***** Information given *****

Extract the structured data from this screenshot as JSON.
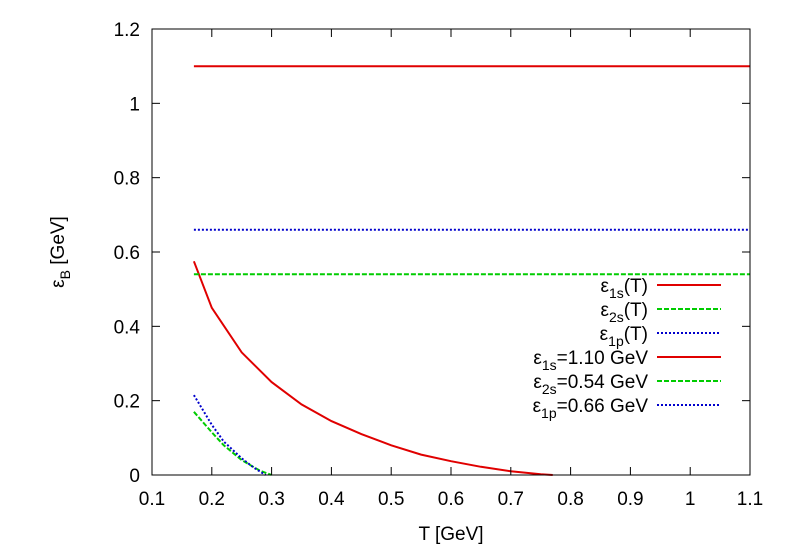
{
  "chart_data": {
    "type": "line",
    "xlabel": "T [GeV]",
    "ylabel": {
      "main": "ε",
      "sub": "B",
      "rest": " [GeV]"
    },
    "xlim": [
      0.1,
      1.1
    ],
    "ylim": [
      0,
      1.2
    ],
    "x_ticks": [
      "0.1",
      "0.2",
      "0.3",
      "0.4",
      "0.5",
      "0.6",
      "0.7",
      "0.8",
      "0.9",
      "1",
      "1.1"
    ],
    "y_ticks": [
      "0",
      "0.2",
      "0.4",
      "0.6",
      "0.8",
      "1",
      "1.2"
    ],
    "grid": false,
    "legend_position": "lower-right",
    "series": [
      {
        "name": {
          "main": "ε",
          "sub": "1s",
          "rest": "(T)"
        },
        "color": "#e00000",
        "style": "solid",
        "x": [
          0.17,
          0.2,
          0.25,
          0.3,
          0.35,
          0.4,
          0.45,
          0.5,
          0.55,
          0.6,
          0.65,
          0.7,
          0.75,
          0.77
        ],
        "y": [
          0.575,
          0.45,
          0.33,
          0.25,
          0.19,
          0.145,
          0.11,
          0.08,
          0.055,
          0.037,
          0.022,
          0.01,
          0.002,
          0.0
        ]
      },
      {
        "name": {
          "main": "ε",
          "sub": "2s",
          "rest": "(T)"
        },
        "color": "#00cc00",
        "style": "dashed",
        "x": [
          0.17,
          0.2,
          0.22,
          0.25,
          0.28,
          0.3
        ],
        "y": [
          0.17,
          0.115,
          0.08,
          0.04,
          0.012,
          0.0
        ]
      },
      {
        "name": {
          "main": "ε",
          "sub": "1p",
          "rest": "(T)"
        },
        "color": "#0000cc",
        "style": "dotted",
        "x": [
          0.17,
          0.2,
          0.22,
          0.25,
          0.27,
          0.29
        ],
        "y": [
          0.215,
          0.135,
          0.09,
          0.045,
          0.02,
          0.0
        ]
      },
      {
        "name": {
          "main": "ε",
          "sub": "1s",
          "rest": "=1.10 GeV"
        },
        "color": "#e00000",
        "style": "solid",
        "x": [
          0.17,
          1.1
        ],
        "y": [
          1.1,
          1.1
        ]
      },
      {
        "name": {
          "main": "ε",
          "sub": "2s",
          "rest": "=0.54 GeV"
        },
        "color": "#00cc00",
        "style": "dashed",
        "x": [
          0.17,
          1.1
        ],
        "y": [
          0.54,
          0.54
        ]
      },
      {
        "name": {
          "main": "ε",
          "sub": "1p",
          "rest": "=0.66 GeV"
        },
        "color": "#0000cc",
        "style": "dotted",
        "x": [
          0.17,
          1.1
        ],
        "y": [
          0.66,
          0.66
        ]
      }
    ]
  }
}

*****

**Task to carry out:** Say how many lines in this material hold "rest", and say nothing else.

**The answer:** 7